=== Record excerpts ===
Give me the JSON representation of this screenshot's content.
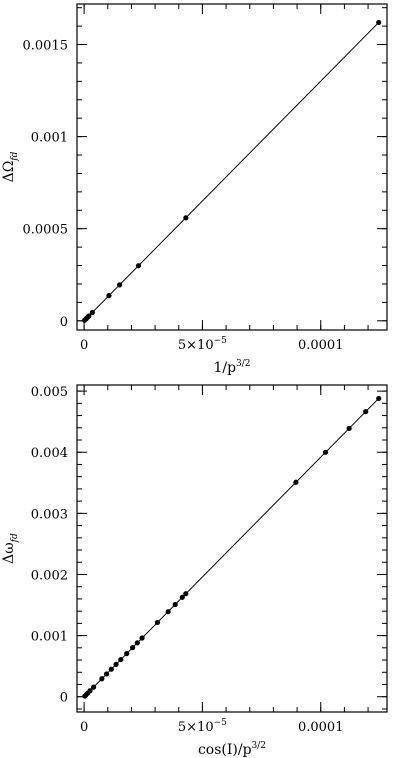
{
  "chart_data": [
    {
      "type": "scatter",
      "xlabel": "1/p",
      "xlabel_sup": "3/2",
      "ylabel": "ΔΩ",
      "ylabel_sub": "fd",
      "xlim": [
        -3e-06,
        0.000128
      ],
      "ylim": [
        -5e-05,
        0.00172
      ],
      "x_ticks": [
        {
          "value": 0,
          "label": "0"
        },
        {
          "value": 5e-05,
          "label": "5×10",
          "sup": "−5"
        },
        {
          "value": 0.0001,
          "label": "0.0001"
        }
      ],
      "y_ticks": [
        {
          "value": 0,
          "label": "0"
        },
        {
          "value": 0.0005,
          "label": "0.0005"
        },
        {
          "value": 0.001,
          "label": "0.001"
        },
        {
          "value": 0.0015,
          "label": "0.0015"
        }
      ],
      "x_minor_step": 1e-05,
      "y_minor_step": 0.0001,
      "line": {
        "x": [
          0,
          0.0001245
        ],
        "y": [
          0,
          0.00162
        ]
      },
      "points": [
        {
          "x": 2e-07,
          "y": 2.6e-06
        },
        {
          "x": 5e-07,
          "y": 6.5e-06
        },
        {
          "x": 1e-06,
          "y": 1.3e-05
        },
        {
          "x": 1.5e-06,
          "y": 1.95e-05
        },
        {
          "x": 2e-06,
          "y": 2.6e-05
        },
        {
          "x": 3.5e-06,
          "y": 4.55e-05
        },
        {
          "x": 1.05e-05,
          "y": 0.0001365
        },
        {
          "x": 1.5e-05,
          "y": 0.000195
        },
        {
          "x": 2.3e-05,
          "y": 0.000299
        },
        {
          "x": 4.3e-05,
          "y": 0.000559
        },
        {
          "x": 0.0001245,
          "y": 0.00162
        }
      ]
    },
    {
      "type": "scatter",
      "xlabel": "cos(I)/p",
      "xlabel_sup": "3/2",
      "ylabel": "Δω",
      "ylabel_sub": "fd",
      "xlim": [
        -3e-06,
        0.000128
      ],
      "ylim": [
        -0.00025,
        0.0051
      ],
      "x_ticks": [
        {
          "value": 0,
          "label": "0"
        },
        {
          "value": 5e-05,
          "label": "5×10",
          "sup": "−5"
        },
        {
          "value": 0.0001,
          "label": "0.0001"
        }
      ],
      "y_ticks": [
        {
          "value": 0,
          "label": "0"
        },
        {
          "value": 0.001,
          "label": "0.001"
        },
        {
          "value": 0.002,
          "label": "0.002"
        },
        {
          "value": 0.003,
          "label": "0.003"
        },
        {
          "value": 0.004,
          "label": "0.004"
        },
        {
          "value": 0.005,
          "label": "0.005"
        }
      ],
      "x_minor_step": 1e-05,
      "y_minor_step": 0.0002,
      "line": {
        "x": [
          0,
          0.0001245
        ],
        "y": [
          0,
          0.00488
        ]
      },
      "points": [
        {
          "x": 3e-07,
          "y": 1.18e-05
        },
        {
          "x": 8e-07,
          "y": 3.14e-05
        },
        {
          "x": 1.5e-06,
          "y": 5.88e-05
        },
        {
          "x": 2.5e-06,
          "y": 9.8e-05
        },
        {
          "x": 4e-06,
          "y": 0.0001568
        },
        {
          "x": 7.5e-06,
          "y": 0.000294
        },
        {
          "x": 9.5e-06,
          "y": 0.0003724
        },
        {
          "x": 1.15e-05,
          "y": 0.0004508
        },
        {
          "x": 1.35e-05,
          "y": 0.0005292
        },
        {
          "x": 1.55e-05,
          "y": 0.0006076
        },
        {
          "x": 1.8e-05,
          "y": 0.0007056
        },
        {
          "x": 2.05e-05,
          "y": 0.0008036
        },
        {
          "x": 2.25e-05,
          "y": 0.000882
        },
        {
          "x": 2.45e-05,
          "y": 0.0009604
        },
        {
          "x": 3.1e-05,
          "y": 0.0012152
        },
        {
          "x": 3.55e-05,
          "y": 0.0013916
        },
        {
          "x": 3.85e-05,
          "y": 0.0015092
        },
        {
          "x": 4.15e-05,
          "y": 0.0016268
        },
        {
          "x": 4.3e-05,
          "y": 0.0016856
        },
        {
          "x": 8.95e-05,
          "y": 0.0035084
        },
        {
          "x": 0.000102,
          "y": 0.0039984
        },
        {
          "x": 0.000112,
          "y": 0.0043904
        },
        {
          "x": 0.000119,
          "y": 0.0046648
        },
        {
          "x": 0.0001245,
          "y": 0.00488
        }
      ]
    }
  ]
}
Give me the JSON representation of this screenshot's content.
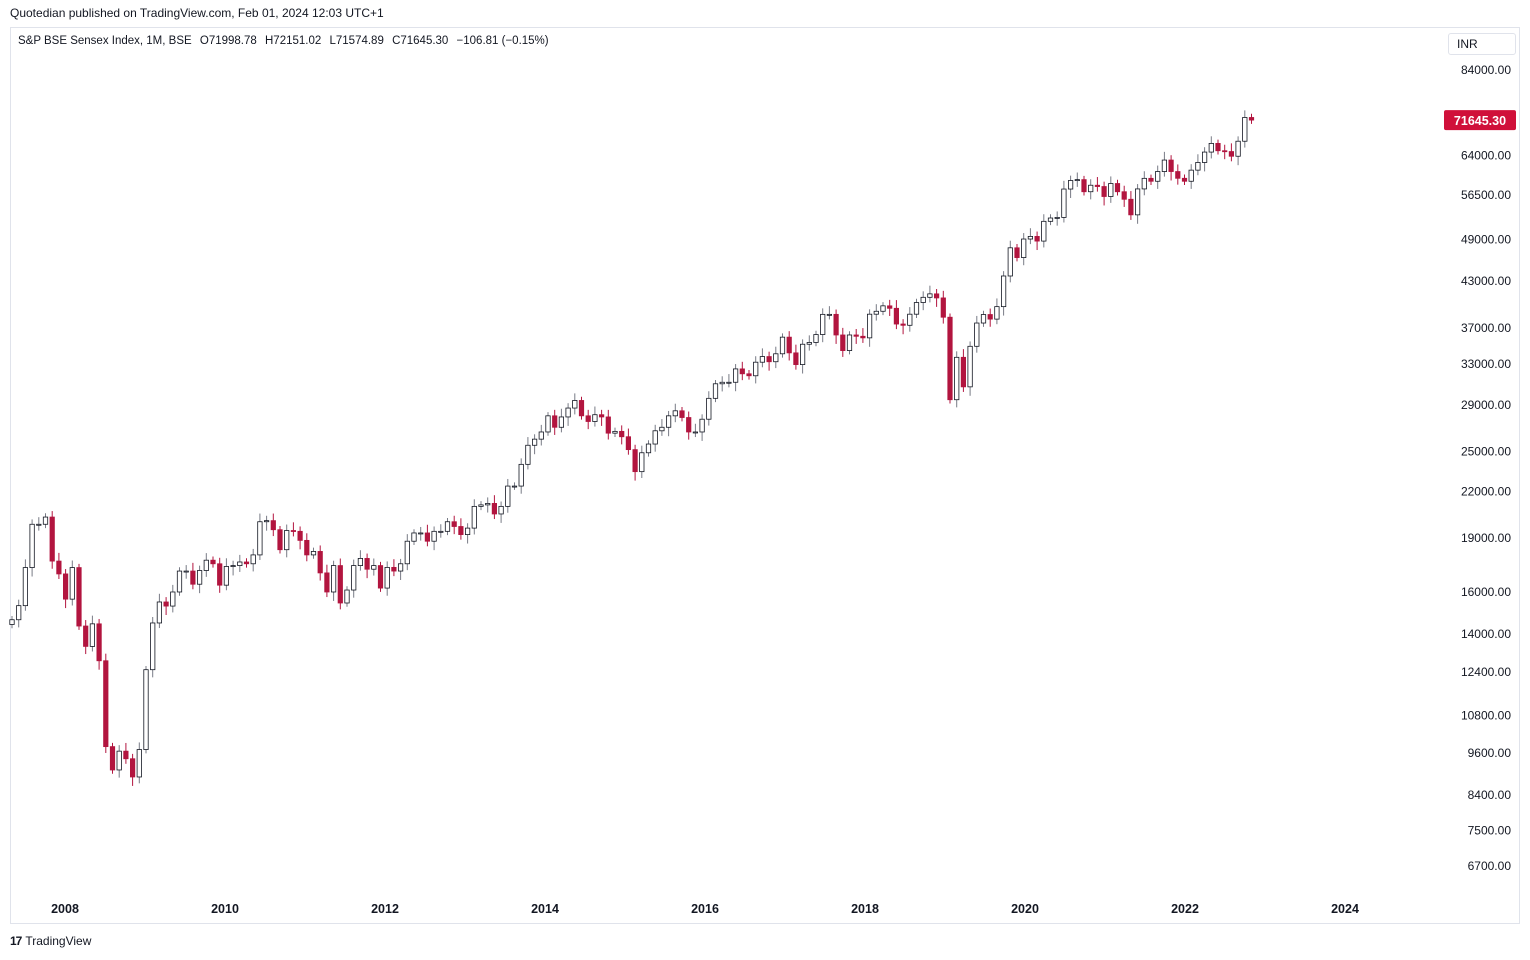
{
  "header": {
    "published": "Quotedian published on TradingView.com, Feb 01, 2024 12:03 UTC+1"
  },
  "legend": {
    "symbol": "S&P BSE Sensex Index, 1M, BSE",
    "open": "O71998.78",
    "high": "H72151.02",
    "low": "L71574.89",
    "close": "C71645.30",
    "change": "−106.81 (−0.15%)"
  },
  "currency_button": "INR",
  "footer": {
    "brand": "TradingView",
    "logo_text": "17"
  },
  "colors": {
    "up": "#787b86",
    "down": "#b2153f",
    "price_label_bg": "#d0103a",
    "axis_text": "#131722"
  },
  "chart_data": {
    "type": "candlestick",
    "title": "S&P BSE Sensex Index, 1M, BSE",
    "y_scale": "log",
    "ylim": [
      6200,
      92000
    ],
    "y_ticks": [
      84000,
      64000,
      56500,
      49000,
      43000,
      37000,
      33000,
      29000,
      25000,
      22000,
      19000,
      16000,
      14000,
      12400,
      10800,
      9600,
      8400,
      7500,
      6700
    ],
    "y_tick_labels": [
      "84000.00",
      "64000.00",
      "56500.00",
      "49000.00",
      "43000.00",
      "37000.00",
      "33000.00",
      "29000.00",
      "25000.00",
      "22000.00",
      "19000.00",
      "16000.00",
      "14000.00",
      "12400.00",
      "10800.00",
      "9600.00",
      "8400.00",
      "7500.00",
      "6700.00"
    ],
    "x_tick_labels": [
      "2008",
      "2010",
      "2012",
      "2014",
      "2016",
      "2018",
      "2020",
      "2022",
      "2024"
    ],
    "last_price_label": "71645.30",
    "last_price": 71645.3,
    "closes": [
      14650,
      15320,
      17290,
      19840,
      19840,
      20300,
      17650,
      16945,
      15640,
      17290,
      14360,
      13460,
      14460,
      12860,
      9790,
      9090,
      9650,
      9420,
      8890,
      9700,
      12500,
      14500,
      15500,
      15300,
      16000,
      17100,
      17100,
      16400,
      17130,
      17700,
      17500,
      16350,
      17350,
      17400,
      17600,
      17500,
      18000,
      20000,
      20070,
      19500,
      18300,
      19450,
      19400,
      18850,
      18000,
      18200,
      17000,
      16000,
      17400,
      15450,
      16100,
      17400,
      17800,
      17200,
      17400,
      16200,
      17300,
      17100,
      17500,
      18800,
      19300,
      19300,
      18800,
      19400,
      19400,
      20000,
      19700,
      19200,
      19600,
      21000,
      21100,
      21200,
      20500,
      21000,
      22400,
      22400,
      24000,
      25500,
      26000,
      26600,
      28000,
      27000,
      27900,
      28700,
      29400,
      28000,
      27500,
      28100,
      27900,
      26500,
      26650,
      26200,
      25150,
      23450,
      24900,
      25600,
      26700,
      27000,
      28000,
      28450,
      27850,
      26600,
      26600,
      27700,
      29600,
      31000,
      31150,
      31150,
      32500,
      32000,
      31800,
      33200,
      33800,
      33250,
      34100,
      35950,
      34200,
      32950,
      35150,
      35350,
      36250,
      38650,
      38650,
      36200,
      34450,
      36200,
      36050,
      35870,
      38670,
      39030,
      39710,
      39400,
      37480,
      37330,
      38670,
      40130,
      40800,
      41250,
      40720,
      38300,
      29470,
      33720,
      30700,
      34920,
      37600,
      38630,
      38070,
      39610,
      43660,
      47750,
      46290,
      49100,
      49510,
      48780,
      51940,
      52490,
      52590,
      57550,
      59130,
      59300,
      57060,
      58250,
      58010,
      56200,
      58570,
      57060,
      55710,
      53020,
      57570,
      59540,
      58990,
      60840,
      63100,
      60840,
      59550,
      58990,
      61110,
      62620,
      64720,
      66530,
      65000,
      64830,
      63870,
      66990,
      72240,
      71645
    ]
  }
}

=== Task to complete ===
Copy down every line of the material above that includes the string "Index".

=== Output for this exercise ===
    "symbol": "S&P BSE Sensex Index, 1M, BSE",
    "title": "S&P BSE Sensex Index, 1M, BSE",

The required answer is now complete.